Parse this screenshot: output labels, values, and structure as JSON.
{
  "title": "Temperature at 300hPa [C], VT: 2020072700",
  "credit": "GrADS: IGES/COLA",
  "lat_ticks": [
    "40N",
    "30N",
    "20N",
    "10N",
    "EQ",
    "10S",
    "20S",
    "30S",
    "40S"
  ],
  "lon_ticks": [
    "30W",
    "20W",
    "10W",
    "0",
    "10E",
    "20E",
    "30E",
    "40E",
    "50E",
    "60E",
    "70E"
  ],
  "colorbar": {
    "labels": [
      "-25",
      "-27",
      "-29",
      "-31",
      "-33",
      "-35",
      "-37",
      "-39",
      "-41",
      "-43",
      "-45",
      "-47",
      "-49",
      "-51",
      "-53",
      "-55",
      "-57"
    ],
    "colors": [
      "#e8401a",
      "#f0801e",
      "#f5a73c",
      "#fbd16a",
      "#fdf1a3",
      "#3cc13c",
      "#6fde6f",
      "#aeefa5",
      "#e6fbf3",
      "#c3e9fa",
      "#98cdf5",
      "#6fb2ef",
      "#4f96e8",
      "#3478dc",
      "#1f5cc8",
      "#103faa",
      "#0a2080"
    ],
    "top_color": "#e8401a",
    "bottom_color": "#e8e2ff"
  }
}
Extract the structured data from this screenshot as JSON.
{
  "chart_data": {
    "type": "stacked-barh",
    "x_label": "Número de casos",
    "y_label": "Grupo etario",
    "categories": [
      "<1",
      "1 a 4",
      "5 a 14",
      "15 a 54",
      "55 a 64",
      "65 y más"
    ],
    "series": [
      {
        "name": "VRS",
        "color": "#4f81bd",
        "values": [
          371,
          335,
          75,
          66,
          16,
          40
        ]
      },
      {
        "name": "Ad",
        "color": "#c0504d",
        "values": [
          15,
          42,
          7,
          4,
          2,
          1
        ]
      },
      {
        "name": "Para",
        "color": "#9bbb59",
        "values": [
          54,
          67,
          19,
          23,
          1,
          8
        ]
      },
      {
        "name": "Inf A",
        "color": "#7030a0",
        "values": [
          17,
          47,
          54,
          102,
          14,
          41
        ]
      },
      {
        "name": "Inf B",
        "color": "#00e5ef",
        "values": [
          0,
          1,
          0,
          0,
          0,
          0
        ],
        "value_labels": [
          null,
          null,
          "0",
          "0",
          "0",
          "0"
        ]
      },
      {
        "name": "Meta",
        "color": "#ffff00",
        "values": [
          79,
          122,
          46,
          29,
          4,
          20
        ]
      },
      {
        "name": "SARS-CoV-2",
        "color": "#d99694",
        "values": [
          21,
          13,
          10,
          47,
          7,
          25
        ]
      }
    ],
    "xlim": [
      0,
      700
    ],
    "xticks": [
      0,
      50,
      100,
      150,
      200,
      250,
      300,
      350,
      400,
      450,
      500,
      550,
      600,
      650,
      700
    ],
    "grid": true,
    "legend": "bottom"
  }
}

...

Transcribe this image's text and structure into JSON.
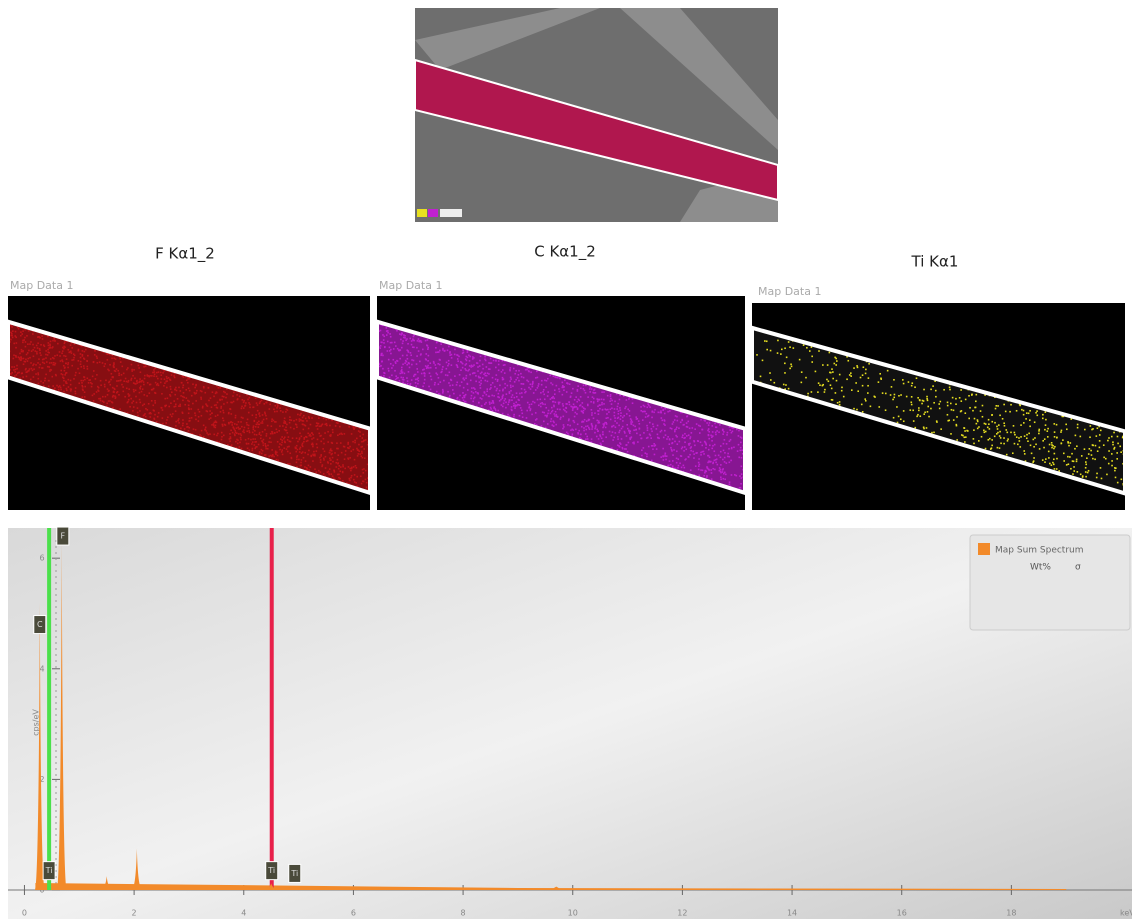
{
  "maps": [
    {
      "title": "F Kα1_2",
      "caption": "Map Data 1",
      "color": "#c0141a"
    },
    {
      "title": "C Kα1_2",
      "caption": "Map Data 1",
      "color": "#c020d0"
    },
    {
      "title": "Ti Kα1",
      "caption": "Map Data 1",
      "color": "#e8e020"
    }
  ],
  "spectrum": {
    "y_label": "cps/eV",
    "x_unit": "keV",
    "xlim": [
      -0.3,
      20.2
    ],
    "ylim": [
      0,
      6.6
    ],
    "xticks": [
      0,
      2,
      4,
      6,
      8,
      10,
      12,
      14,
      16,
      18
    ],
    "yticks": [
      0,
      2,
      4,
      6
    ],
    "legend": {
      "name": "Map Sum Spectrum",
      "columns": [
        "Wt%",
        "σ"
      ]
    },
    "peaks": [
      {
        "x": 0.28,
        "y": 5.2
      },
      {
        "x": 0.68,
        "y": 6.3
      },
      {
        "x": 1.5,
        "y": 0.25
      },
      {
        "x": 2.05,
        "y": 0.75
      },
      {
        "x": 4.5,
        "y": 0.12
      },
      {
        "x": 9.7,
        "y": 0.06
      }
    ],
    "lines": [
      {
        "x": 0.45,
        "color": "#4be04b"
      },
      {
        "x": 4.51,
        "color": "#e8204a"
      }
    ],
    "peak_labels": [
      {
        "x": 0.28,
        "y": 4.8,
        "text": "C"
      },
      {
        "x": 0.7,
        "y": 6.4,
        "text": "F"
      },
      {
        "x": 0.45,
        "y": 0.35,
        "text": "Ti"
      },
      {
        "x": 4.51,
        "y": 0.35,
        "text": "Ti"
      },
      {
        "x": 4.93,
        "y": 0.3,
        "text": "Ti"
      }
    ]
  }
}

==

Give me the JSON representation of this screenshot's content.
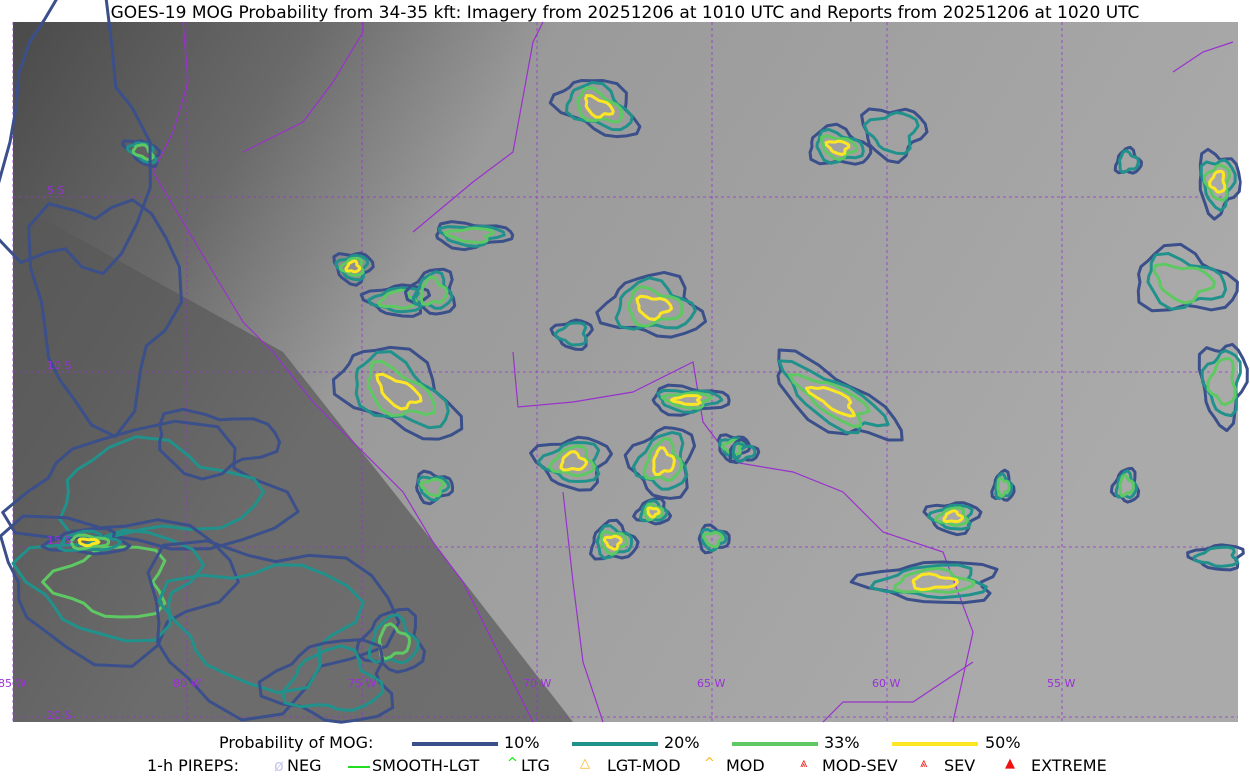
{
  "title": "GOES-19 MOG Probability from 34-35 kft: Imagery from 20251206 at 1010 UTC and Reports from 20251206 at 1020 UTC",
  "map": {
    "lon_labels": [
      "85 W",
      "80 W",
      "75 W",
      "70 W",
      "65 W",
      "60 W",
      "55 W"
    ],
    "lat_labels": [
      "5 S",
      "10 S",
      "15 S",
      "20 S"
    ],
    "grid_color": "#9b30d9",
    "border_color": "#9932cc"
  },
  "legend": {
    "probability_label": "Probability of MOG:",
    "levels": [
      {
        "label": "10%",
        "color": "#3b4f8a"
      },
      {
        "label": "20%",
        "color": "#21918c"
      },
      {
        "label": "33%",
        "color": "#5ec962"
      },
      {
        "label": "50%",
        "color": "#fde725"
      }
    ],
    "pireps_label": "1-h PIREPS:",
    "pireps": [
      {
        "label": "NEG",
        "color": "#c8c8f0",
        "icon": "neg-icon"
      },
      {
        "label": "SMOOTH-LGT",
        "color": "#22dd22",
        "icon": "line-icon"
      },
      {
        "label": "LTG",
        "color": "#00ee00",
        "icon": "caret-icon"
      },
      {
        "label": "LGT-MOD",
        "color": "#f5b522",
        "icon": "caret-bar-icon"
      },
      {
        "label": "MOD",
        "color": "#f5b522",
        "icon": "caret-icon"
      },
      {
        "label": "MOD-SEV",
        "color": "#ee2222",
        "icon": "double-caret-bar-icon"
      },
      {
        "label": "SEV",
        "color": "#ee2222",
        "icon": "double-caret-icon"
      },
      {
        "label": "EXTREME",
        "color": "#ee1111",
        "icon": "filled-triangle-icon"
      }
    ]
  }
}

• _WHAT TO DO_
What is the number of lines in the records above that include the word "from"? Reply with that number and nothing more.

• _TASK ANSWER_
2